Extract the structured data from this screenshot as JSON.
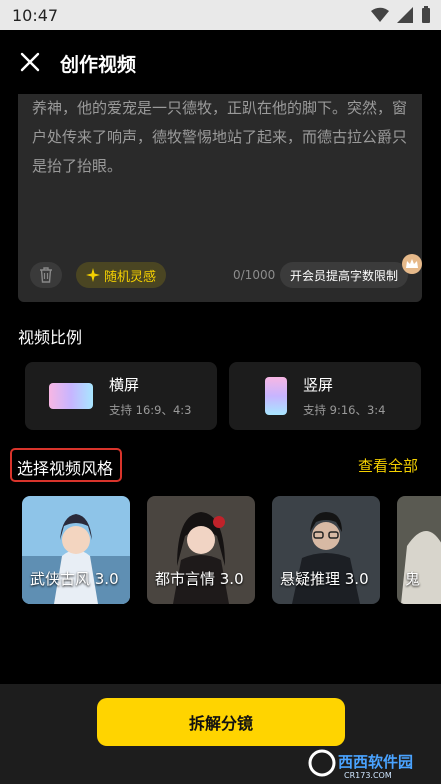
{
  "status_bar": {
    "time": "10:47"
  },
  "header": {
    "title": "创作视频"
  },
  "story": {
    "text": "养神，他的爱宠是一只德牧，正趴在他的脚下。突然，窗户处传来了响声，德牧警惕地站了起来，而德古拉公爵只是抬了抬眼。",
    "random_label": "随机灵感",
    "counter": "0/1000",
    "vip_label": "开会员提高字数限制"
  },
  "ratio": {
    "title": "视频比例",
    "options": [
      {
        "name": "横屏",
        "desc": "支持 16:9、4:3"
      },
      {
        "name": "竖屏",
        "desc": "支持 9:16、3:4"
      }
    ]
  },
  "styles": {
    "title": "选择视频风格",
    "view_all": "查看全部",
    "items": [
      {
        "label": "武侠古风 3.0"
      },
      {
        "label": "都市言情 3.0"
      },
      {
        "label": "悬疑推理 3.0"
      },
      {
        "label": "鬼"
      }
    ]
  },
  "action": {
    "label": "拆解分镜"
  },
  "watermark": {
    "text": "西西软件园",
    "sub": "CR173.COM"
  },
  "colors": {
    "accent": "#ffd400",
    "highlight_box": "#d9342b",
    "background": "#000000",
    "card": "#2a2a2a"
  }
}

★ ★ ★

**Required work:**
Quote all the lines above exactly as given. Do not include the pictures.

**Response for this exercise:**
Extract the structured data from this screenshot as JSON.
{
  "status_bar": {
    "time": "10:47"
  },
  "header": {
    "title": "创作视频"
  },
  "story": {
    "text": "养神，他的爱宠是一只德牧，正趴在他的脚下。突然，窗户处传来了响声，德牧警惕地站了起来，而德古拉公爵只是抬了抬眼。",
    "random_label": "随机灵感",
    "counter": "0/1000",
    "vip_label": "开会员提高字数限制"
  },
  "ratio": {
    "title": "视频比例",
    "options": [
      {
        "name": "横屏",
        "desc": "支持 16:9、4:3"
      },
      {
        "name": "竖屏",
        "desc": "支持 9:16、3:4"
      }
    ]
  },
  "styles": {
    "title": "选择视频风格",
    "view_all": "查看全部",
    "items": [
      {
        "label": "武侠古风 3.0"
      },
      {
        "label": "都市言情 3.0"
      },
      {
        "label": "悬疑推理 3.0"
      },
      {
        "label": "鬼"
      }
    ]
  },
  "action": {
    "label": "拆解分镜"
  },
  "watermark": {
    "text": "西西软件园",
    "sub": "CR173.COM"
  },
  "colors": {
    "accent": "#ffd400",
    "highlight_box": "#d9342b",
    "background": "#000000",
    "card": "#2a2a2a"
  }
}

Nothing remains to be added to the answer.